- Task brief
All lines featuring the string "from" are to be listed.
* * *
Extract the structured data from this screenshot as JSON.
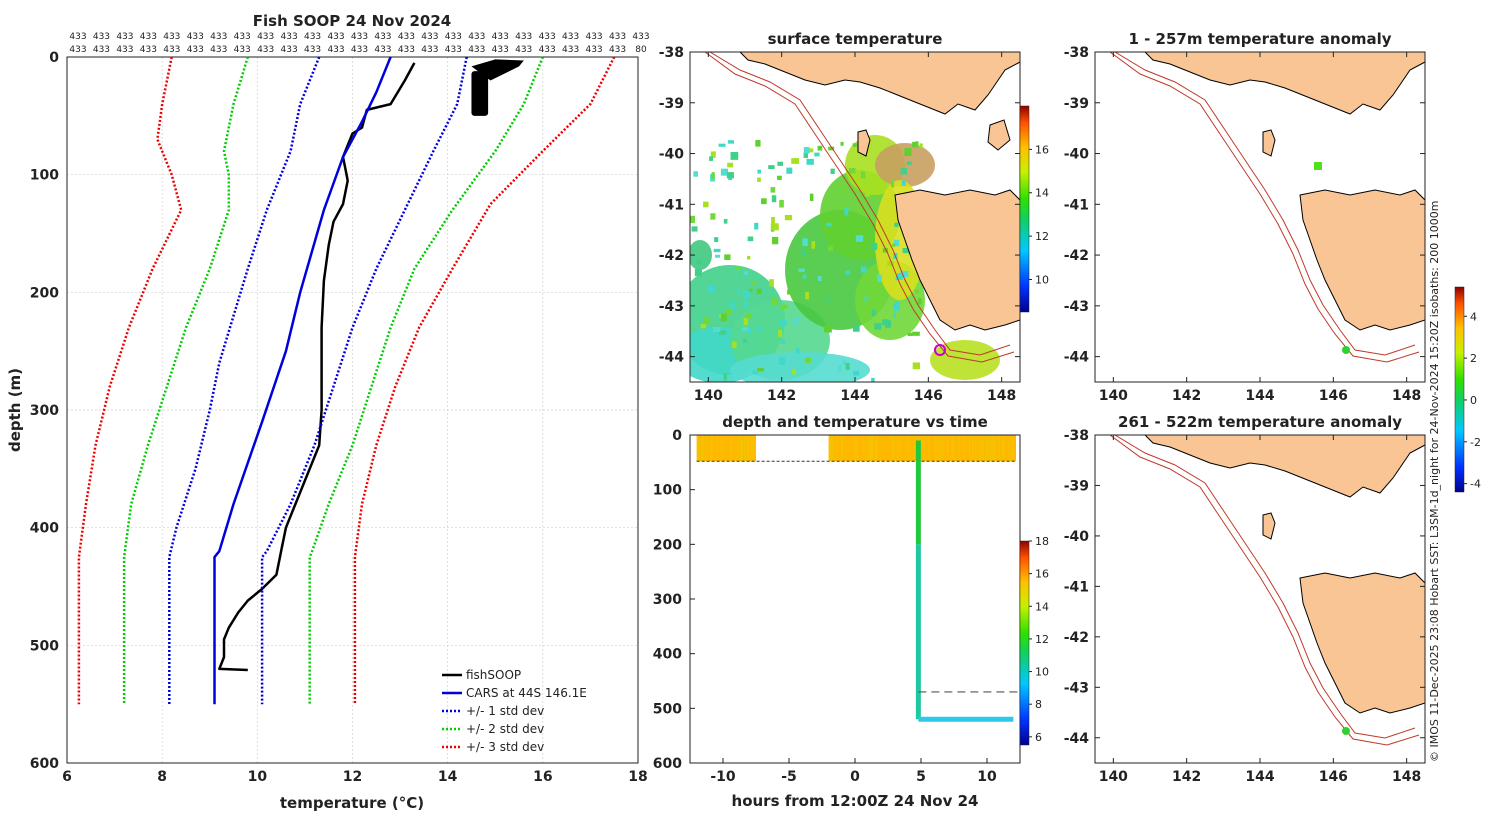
{
  "panels": {
    "profile": {
      "title": "Fish SOOP 24 Nov 2024"
    },
    "surface": {
      "title": "surface temperature"
    },
    "depth_time": {
      "title": "depth and temperature vs time"
    },
    "anomaly_shallow": {
      "title": "1 - 257m temperature anomaly"
    },
    "anomaly_deep": {
      "title": "261 - 522m temperature anomaly"
    }
  },
  "footer": {
    "caption": "© IMOS 11-Dec-2025 23:08 Hobart SST: L3SM-1d_night for 24-Nov-2024 15:20Z isobaths: 200  1000m"
  },
  "colors": {
    "fishsoop": "#000000",
    "cars": "#0000dd",
    "std1": "#0000dd",
    "std2": "#00cc00",
    "std3": "#ee0000",
    "land": "#f9c595",
    "isobath": "#c0392b",
    "vessel": "#cc00cc"
  },
  "count_rows": {
    "row1": [
      "433",
      "433",
      "433",
      "433",
      "433",
      "433",
      "433",
      "433",
      "433",
      "433",
      "433",
      "433",
      "433",
      "433",
      "433",
      "433",
      "433",
      "433",
      "433",
      "433",
      "433",
      "433",
      "433",
      "433",
      "433"
    ],
    "row2": [
      "433",
      "433",
      "433",
      "433",
      "433",
      "433",
      "433",
      "433",
      "433",
      "433",
      "433",
      "433",
      "433",
      "433",
      "433",
      "433",
      "433",
      "433",
      "433",
      "433",
      "433",
      "433",
      "433",
      "433",
      "80"
    ]
  },
  "chart_data": [
    {
      "type": "line",
      "title": "Fish SOOP 24 Nov 2024",
      "xlabel": "temperature (°C)",
      "ylabel": "depth (m)",
      "xlim": [
        6,
        18
      ],
      "ylim": [
        600,
        0
      ],
      "xticks": [
        "6",
        "8",
        "10",
        "12",
        "14",
        "16",
        "18"
      ],
      "yticks": [
        "0",
        "100",
        "200",
        "300",
        "400",
        "500",
        "600"
      ],
      "legend": [
        "fishSOOP",
        "CARS at 44S 146.1E",
        "+/- 1 std dev",
        "+/- 2 std dev",
        "+/- 3 std dev"
      ],
      "series": [
        {
          "name": "fishSOOP",
          "color": "#000000",
          "style": "solid",
          "width": 2.5,
          "points": [
            [
              13.3,
              5
            ],
            [
              13.1,
              20
            ],
            [
              12.8,
              40
            ],
            [
              12.3,
              45
            ],
            [
              12.2,
              60
            ],
            [
              12.0,
              65
            ],
            [
              11.9,
              75
            ],
            [
              11.8,
              85
            ],
            [
              11.85,
              95
            ],
            [
              11.9,
              105
            ],
            [
              11.8,
              125
            ],
            [
              11.6,
              140
            ],
            [
              11.5,
              160
            ],
            [
              11.4,
              190
            ],
            [
              11.35,
              230
            ],
            [
              11.35,
              270
            ],
            [
              11.35,
              300
            ],
            [
              11.3,
              330
            ],
            [
              11.0,
              360
            ],
            [
              10.8,
              380
            ],
            [
              10.6,
              400
            ],
            [
              10.5,
              420
            ],
            [
              10.4,
              440
            ],
            [
              10.1,
              452
            ],
            [
              9.8,
              462
            ],
            [
              9.6,
              472
            ],
            [
              9.4,
              485
            ],
            [
              9.3,
              495
            ],
            [
              9.3,
              510
            ],
            [
              9.2,
              520
            ],
            [
              9.8,
              521
            ]
          ]
        },
        {
          "name": "CARS at 44S 146.1E",
          "color": "#0000dd",
          "style": "solid",
          "width": 2.5,
          "points": [
            [
              12.8,
              0
            ],
            [
              12.5,
              30
            ],
            [
              12.2,
              55
            ],
            [
              11.8,
              85
            ],
            [
              11.4,
              130
            ],
            [
              10.9,
              200
            ],
            [
              10.6,
              250
            ],
            [
              10.1,
              310
            ],
            [
              9.8,
              345
            ],
            [
              9.5,
              380
            ],
            [
              9.2,
              420
            ],
            [
              9.1,
              425
            ],
            [
              9.1,
              550
            ]
          ]
        },
        {
          "name": "+1 std dev",
          "color": "#0000dd",
          "style": "dotted",
          "width": 2.5,
          "points": [
            [
              14.4,
              0
            ],
            [
              14.2,
              40
            ],
            [
              13.7,
              80
            ],
            [
              13.1,
              130
            ],
            [
              12.5,
              180
            ],
            [
              12.0,
              230
            ],
            [
              11.6,
              280
            ],
            [
              11.2,
              330
            ],
            [
              10.7,
              380
            ],
            [
              10.2,
              420
            ],
            [
              10.1,
              425
            ],
            [
              10.1,
              550
            ]
          ]
        },
        {
          "name": "-1 std dev",
          "color": "#0000dd",
          "style": "dotted",
          "width": 2.5,
          "points": [
            [
              11.3,
              0
            ],
            [
              10.9,
              40
            ],
            [
              10.7,
              80
            ],
            [
              10.2,
              130
            ],
            [
              9.8,
              180
            ],
            [
              9.5,
              220
            ],
            [
              9.2,
              260
            ],
            [
              9.0,
              300
            ],
            [
              8.7,
              350
            ],
            [
              8.3,
              400
            ],
            [
              8.15,
              425
            ],
            [
              8.15,
              550
            ]
          ]
        },
        {
          "name": "+2 std dev",
          "color": "#00cc00",
          "style": "dotted",
          "width": 2.5,
          "points": [
            [
              16.0,
              0
            ],
            [
              15.6,
              40
            ],
            [
              15.0,
              80
            ],
            [
              14.1,
              130
            ],
            [
              13.3,
              180
            ],
            [
              12.8,
              230
            ],
            [
              12.4,
              280
            ],
            [
              12.0,
              330
            ],
            [
              11.5,
              380
            ],
            [
              11.15,
              420
            ],
            [
              11.1,
              425
            ],
            [
              11.1,
              550
            ]
          ]
        },
        {
          "name": "-2 std dev",
          "color": "#00cc00",
          "style": "dotted",
          "width": 2.5,
          "points": [
            [
              9.8,
              0
            ],
            [
              9.5,
              40
            ],
            [
              9.3,
              80
            ],
            [
              9.4,
              100
            ],
            [
              9.4,
              130
            ],
            [
              9.0,
              180
            ],
            [
              8.5,
              230
            ],
            [
              8.1,
              280
            ],
            [
              7.7,
              330
            ],
            [
              7.35,
              380
            ],
            [
              7.2,
              425
            ],
            [
              7.2,
              550
            ]
          ]
        },
        {
          "name": "+3 std dev",
          "color": "#ee0000",
          "style": "dotted",
          "width": 2.5,
          "points": [
            [
              17.5,
              0
            ],
            [
              17.0,
              40
            ],
            [
              16.0,
              80
            ],
            [
              14.9,
              125
            ],
            [
              14.1,
              180
            ],
            [
              13.4,
              230
            ],
            [
              12.9,
              280
            ],
            [
              12.5,
              330
            ],
            [
              12.2,
              380
            ],
            [
              12.05,
              425
            ],
            [
              12.05,
              550
            ]
          ]
        },
        {
          "name": "-3 std dev",
          "color": "#ee0000",
          "style": "dotted",
          "width": 2.5,
          "points": [
            [
              8.2,
              0
            ],
            [
              8.0,
              40
            ],
            [
              7.9,
              70
            ],
            [
              8.2,
              100
            ],
            [
              8.4,
              130
            ],
            [
              7.8,
              180
            ],
            [
              7.3,
              230
            ],
            [
              6.9,
              280
            ],
            [
              6.6,
              330
            ],
            [
              6.4,
              380
            ],
            [
              6.25,
              425
            ],
            [
              6.25,
              550
            ]
          ]
        }
      ],
      "blob": {
        "name": "fishSOOP near-surface cluster",
        "xrange": [
          14.5,
          15.6
        ],
        "yrange": [
          2,
          50
        ]
      }
    },
    {
      "type": "scatter",
      "title": "depth and temperature vs time",
      "xlabel": "hours from 12:00Z 24 Nov 24",
      "ylabel": "",
      "xlim": [
        -12.5,
        12.5
      ],
      "ylim": [
        600,
        0
      ],
      "xticks": [
        "-10",
        "-5",
        "0",
        "5",
        "10"
      ],
      "yticks": [
        "0",
        "100",
        "200",
        "300",
        "400",
        "500",
        "600"
      ],
      "surface_band_1": {
        "x": [
          -12,
          -7.5
        ],
        "depth": [
          0,
          48
        ],
        "temp": 15.5
      },
      "surface_band_2": {
        "x": [
          -2,
          12.2
        ],
        "depth": [
          0,
          48
        ],
        "temp": 15.0
      },
      "dive": {
        "x": 4.8,
        "depth": [
          10,
          520
        ],
        "temp_top": 13.0,
        "temp_bottom": 9.2
      },
      "bottom_track": {
        "x": [
          4.8,
          12
        ],
        "depth": 520,
        "temp": 9.0
      },
      "dashed_surface": {
        "x": [
          -12,
          12.2
        ],
        "depth": 48
      },
      "dashed_bottom": {
        "x": [
          4.8,
          12.5
        ],
        "depth": 470
      }
    },
    {
      "type": "heatmap",
      "title": "surface temperature",
      "xlim": [
        139.5,
        148.5
      ],
      "ylim": [
        -44.5,
        -38
      ],
      "xticks": [
        "140",
        "142",
        "144",
        "146",
        "148"
      ],
      "yticks": [
        "-38",
        "-39",
        "-40",
        "-41",
        "-42",
        "-43",
        "-44"
      ],
      "colorbar": {
        "min": 8.5,
        "max": 18,
        "ticks": [
          "10",
          "12",
          "14",
          "16"
        ]
      }
    },
    {
      "type": "heatmap",
      "title": "1 - 257m temperature anomaly",
      "xlim": [
        139.5,
        148.5
      ],
      "ylim": [
        -44.5,
        -38
      ],
      "xticks": [
        "140",
        "142",
        "144",
        "146",
        "148"
      ],
      "yticks": [
        "-38",
        "-39",
        "-40",
        "-41",
        "-42",
        "-43",
        "-44"
      ]
    },
    {
      "type": "heatmap",
      "title": "261 - 522m temperature anomaly",
      "xlim": [
        139.5,
        148.5
      ],
      "ylim": [
        -44.5,
        -38
      ],
      "xticks": [
        "140",
        "142",
        "144",
        "146",
        "148"
      ],
      "yticks": [
        "-38",
        "-39",
        "-40",
        "-41",
        "-42",
        "-43",
        "-44"
      ]
    }
  ],
  "colorbars": {
    "depth_time": {
      "min": 5.5,
      "max": 18,
      "ticks": [
        "6",
        "8",
        "10",
        "12",
        "14",
        "16",
        "18"
      ]
    },
    "anomaly": {
      "min": -4.4,
      "max": 5.4,
      "ticks": [
        "-4",
        "-2",
        "0",
        "2",
        "4"
      ]
    }
  }
}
* * *
- Exercise result
Extract the structured data from this screenshot as JSON.
      "xlabel": "hours from 12:00Z 24 Nov 24",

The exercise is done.